What the exercise asks:
Lift out all lines below that contain "farm".

Figure contents as structured data

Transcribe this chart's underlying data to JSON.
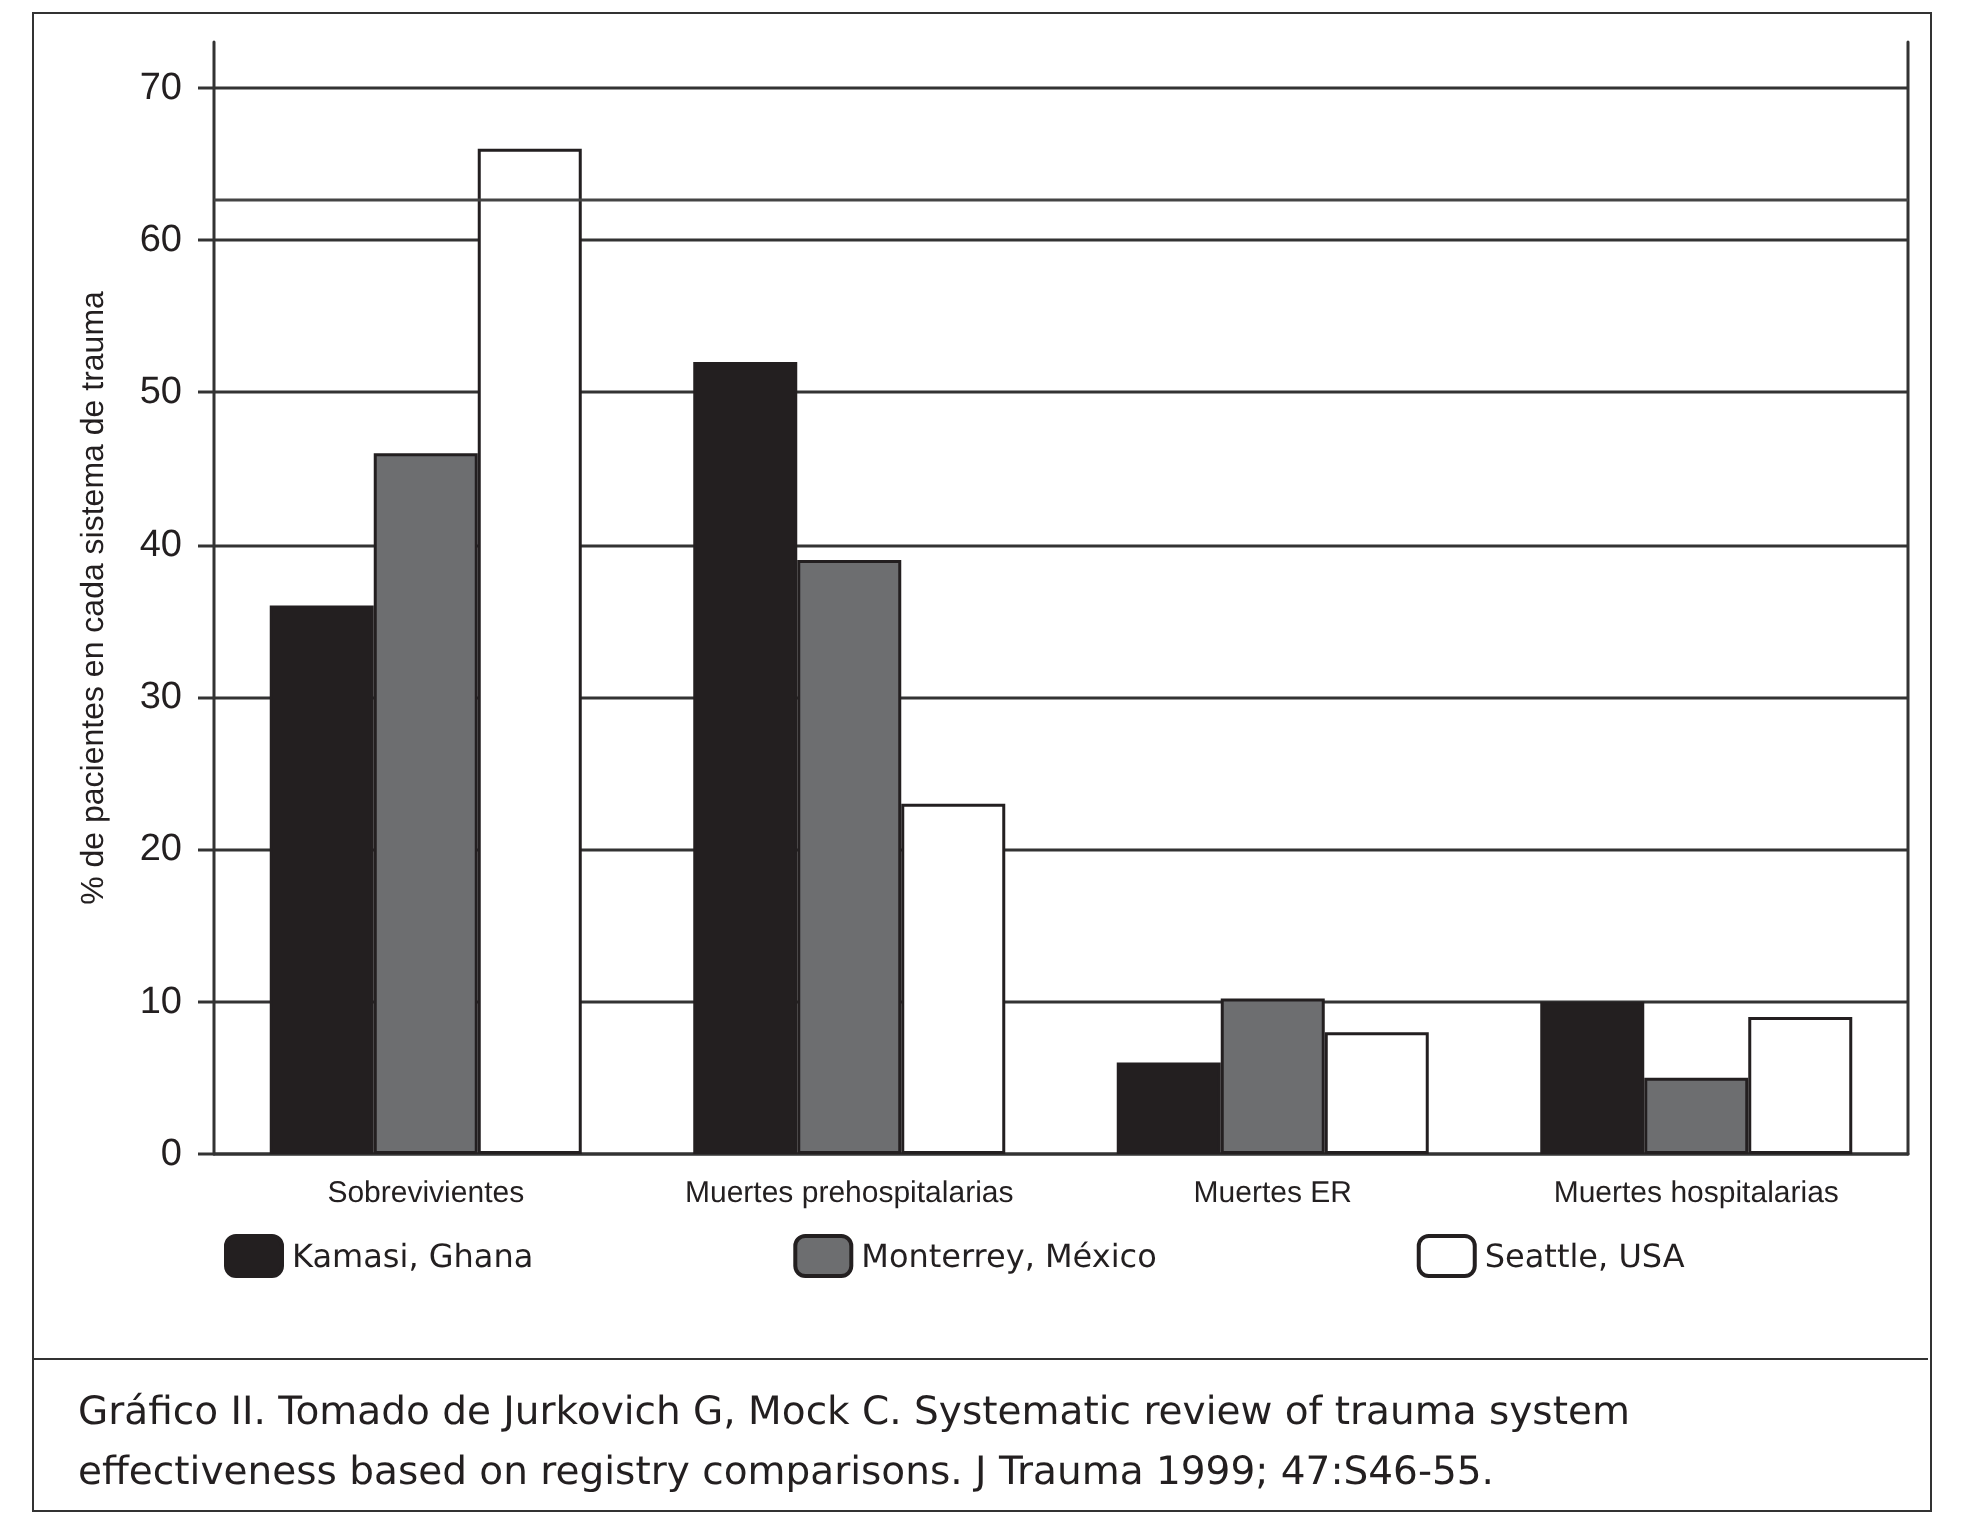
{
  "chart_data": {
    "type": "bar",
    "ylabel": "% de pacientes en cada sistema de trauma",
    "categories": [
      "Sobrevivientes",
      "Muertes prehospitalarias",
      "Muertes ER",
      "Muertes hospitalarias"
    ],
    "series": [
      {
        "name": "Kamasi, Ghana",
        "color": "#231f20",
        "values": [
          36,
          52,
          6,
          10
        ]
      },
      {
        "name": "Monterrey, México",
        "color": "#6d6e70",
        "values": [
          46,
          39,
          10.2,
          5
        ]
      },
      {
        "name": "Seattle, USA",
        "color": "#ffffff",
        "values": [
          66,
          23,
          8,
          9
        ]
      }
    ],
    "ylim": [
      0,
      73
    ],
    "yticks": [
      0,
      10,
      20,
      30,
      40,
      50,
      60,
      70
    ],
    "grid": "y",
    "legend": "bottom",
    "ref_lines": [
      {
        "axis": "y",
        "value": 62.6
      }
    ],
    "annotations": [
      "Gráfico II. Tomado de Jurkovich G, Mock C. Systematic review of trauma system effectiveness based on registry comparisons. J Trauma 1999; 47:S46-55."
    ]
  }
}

==

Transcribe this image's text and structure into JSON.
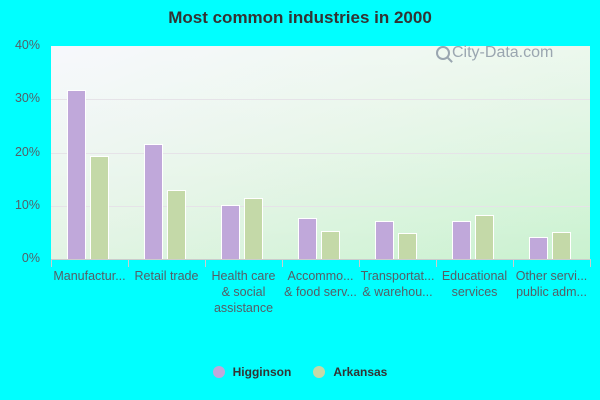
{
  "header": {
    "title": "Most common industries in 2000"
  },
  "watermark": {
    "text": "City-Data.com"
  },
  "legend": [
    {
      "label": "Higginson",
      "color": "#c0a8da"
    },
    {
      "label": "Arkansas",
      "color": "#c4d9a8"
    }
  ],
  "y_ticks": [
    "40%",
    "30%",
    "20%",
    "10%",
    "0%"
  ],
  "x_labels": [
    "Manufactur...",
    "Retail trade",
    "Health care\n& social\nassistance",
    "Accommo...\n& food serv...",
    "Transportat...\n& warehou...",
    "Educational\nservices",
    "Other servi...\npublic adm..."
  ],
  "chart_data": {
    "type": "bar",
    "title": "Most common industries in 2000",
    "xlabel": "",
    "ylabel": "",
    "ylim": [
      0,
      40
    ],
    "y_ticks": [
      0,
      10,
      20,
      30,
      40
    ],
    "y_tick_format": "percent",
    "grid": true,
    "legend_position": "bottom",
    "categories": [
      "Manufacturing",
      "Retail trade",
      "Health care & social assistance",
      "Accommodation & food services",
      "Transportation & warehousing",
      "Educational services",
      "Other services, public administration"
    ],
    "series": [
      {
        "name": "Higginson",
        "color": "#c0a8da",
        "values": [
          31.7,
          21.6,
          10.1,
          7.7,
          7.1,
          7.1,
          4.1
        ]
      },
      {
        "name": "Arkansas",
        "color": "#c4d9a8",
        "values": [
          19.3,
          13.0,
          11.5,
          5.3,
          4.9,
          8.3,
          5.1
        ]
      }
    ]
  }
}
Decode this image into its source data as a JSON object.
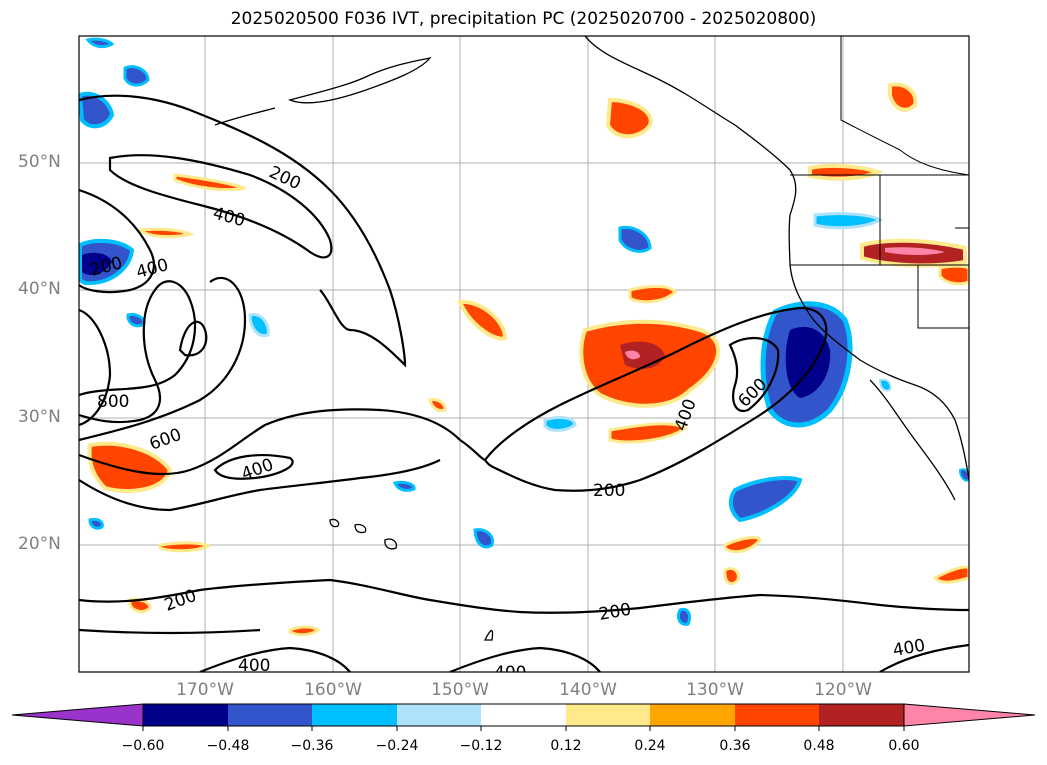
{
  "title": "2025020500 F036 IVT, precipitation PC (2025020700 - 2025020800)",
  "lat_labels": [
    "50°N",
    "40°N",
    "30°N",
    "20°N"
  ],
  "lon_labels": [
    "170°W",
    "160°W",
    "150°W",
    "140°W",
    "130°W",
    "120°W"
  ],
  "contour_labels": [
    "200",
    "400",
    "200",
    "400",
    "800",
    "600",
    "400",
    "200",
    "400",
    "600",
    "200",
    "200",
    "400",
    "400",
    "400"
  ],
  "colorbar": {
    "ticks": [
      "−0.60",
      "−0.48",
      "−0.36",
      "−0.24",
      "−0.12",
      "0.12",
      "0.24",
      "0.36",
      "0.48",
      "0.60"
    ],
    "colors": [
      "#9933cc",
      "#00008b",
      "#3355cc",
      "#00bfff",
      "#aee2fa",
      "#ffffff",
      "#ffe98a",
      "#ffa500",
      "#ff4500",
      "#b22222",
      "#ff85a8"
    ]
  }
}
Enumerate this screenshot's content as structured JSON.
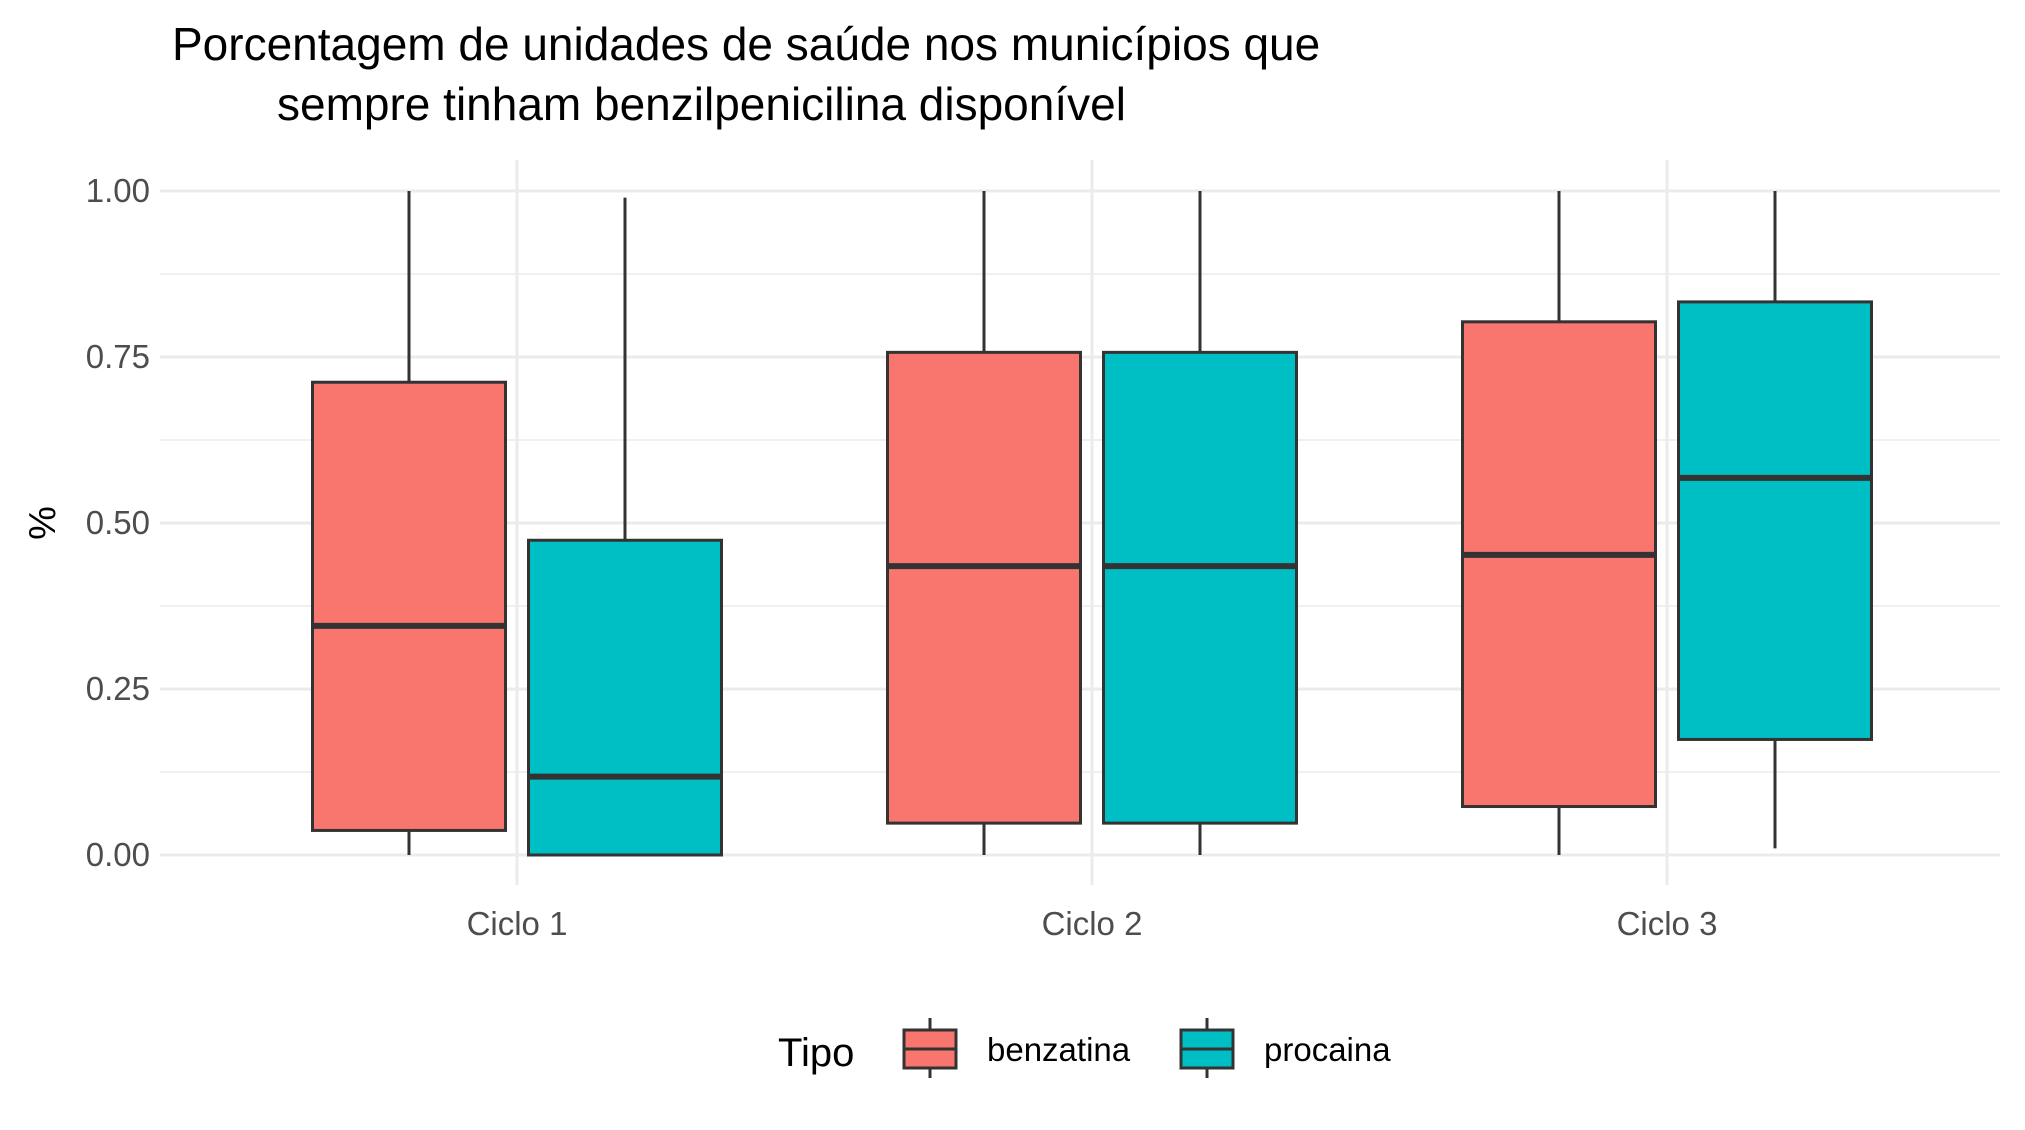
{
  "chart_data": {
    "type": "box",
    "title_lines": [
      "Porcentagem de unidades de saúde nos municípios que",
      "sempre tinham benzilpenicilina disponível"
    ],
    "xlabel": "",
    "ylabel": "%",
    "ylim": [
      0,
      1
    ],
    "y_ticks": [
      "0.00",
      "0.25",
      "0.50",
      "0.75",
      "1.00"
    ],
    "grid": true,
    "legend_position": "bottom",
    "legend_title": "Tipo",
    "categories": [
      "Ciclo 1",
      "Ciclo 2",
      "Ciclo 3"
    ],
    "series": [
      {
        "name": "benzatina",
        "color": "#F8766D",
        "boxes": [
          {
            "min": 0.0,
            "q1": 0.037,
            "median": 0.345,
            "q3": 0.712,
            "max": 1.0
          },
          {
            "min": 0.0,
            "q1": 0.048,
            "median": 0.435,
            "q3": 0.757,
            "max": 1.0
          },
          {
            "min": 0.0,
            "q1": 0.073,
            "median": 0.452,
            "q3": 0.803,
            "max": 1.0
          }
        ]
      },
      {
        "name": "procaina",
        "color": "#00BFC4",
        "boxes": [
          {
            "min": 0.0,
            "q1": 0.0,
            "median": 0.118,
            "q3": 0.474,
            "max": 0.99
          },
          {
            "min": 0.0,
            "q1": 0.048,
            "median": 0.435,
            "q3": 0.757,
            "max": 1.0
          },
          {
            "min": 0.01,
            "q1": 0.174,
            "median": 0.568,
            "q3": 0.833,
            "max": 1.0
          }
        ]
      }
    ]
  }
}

* * *

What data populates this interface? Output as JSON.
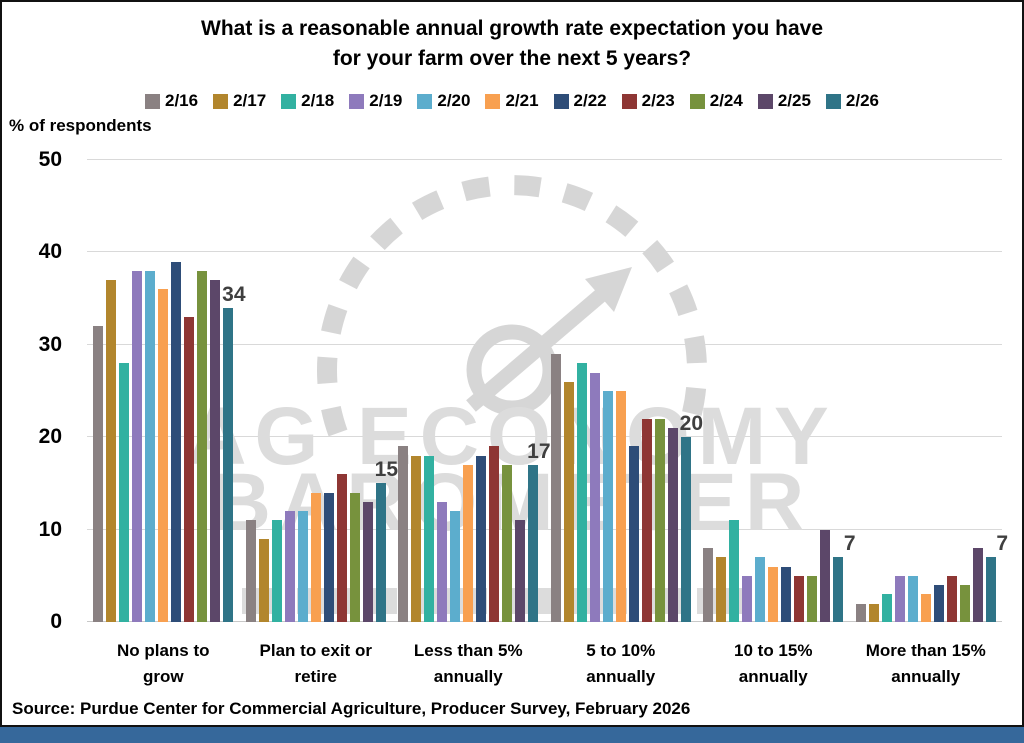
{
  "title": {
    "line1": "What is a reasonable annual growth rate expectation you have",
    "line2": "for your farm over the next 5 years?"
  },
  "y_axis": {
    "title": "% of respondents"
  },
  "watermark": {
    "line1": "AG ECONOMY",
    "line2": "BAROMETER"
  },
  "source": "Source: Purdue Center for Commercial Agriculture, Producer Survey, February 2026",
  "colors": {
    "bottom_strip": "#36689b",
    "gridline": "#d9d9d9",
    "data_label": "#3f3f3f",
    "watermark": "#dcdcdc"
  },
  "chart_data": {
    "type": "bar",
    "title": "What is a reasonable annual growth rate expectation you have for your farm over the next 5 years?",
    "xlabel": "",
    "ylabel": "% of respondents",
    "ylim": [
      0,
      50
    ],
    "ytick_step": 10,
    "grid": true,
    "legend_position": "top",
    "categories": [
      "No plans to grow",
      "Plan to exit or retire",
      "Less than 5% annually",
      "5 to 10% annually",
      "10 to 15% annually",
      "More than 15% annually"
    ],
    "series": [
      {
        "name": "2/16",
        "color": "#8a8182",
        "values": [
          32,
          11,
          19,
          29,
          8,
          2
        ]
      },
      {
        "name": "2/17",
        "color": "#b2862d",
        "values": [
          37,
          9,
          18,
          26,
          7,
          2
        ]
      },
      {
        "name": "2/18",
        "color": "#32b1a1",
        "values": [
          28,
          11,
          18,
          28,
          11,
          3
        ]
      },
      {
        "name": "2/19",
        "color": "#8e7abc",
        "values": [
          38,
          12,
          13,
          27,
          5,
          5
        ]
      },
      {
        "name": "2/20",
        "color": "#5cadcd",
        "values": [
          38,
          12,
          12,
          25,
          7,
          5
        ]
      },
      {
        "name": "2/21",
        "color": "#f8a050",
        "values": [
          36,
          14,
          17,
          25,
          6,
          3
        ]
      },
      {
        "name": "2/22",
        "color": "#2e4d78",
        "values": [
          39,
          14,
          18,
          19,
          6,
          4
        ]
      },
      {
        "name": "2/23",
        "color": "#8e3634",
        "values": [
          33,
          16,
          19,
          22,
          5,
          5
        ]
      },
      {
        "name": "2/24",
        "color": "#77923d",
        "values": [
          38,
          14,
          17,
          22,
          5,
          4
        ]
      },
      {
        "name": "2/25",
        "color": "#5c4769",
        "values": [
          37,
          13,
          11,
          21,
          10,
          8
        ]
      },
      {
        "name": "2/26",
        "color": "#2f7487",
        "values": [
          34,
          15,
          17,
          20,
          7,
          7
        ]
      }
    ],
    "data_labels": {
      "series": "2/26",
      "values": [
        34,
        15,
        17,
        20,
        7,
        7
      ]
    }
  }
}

Answer below:
    "line2": "for your farm over the next 5 years?"
    "title": "What is a reasonable annual growth rate expectation you have for your farm over the next 5 years?",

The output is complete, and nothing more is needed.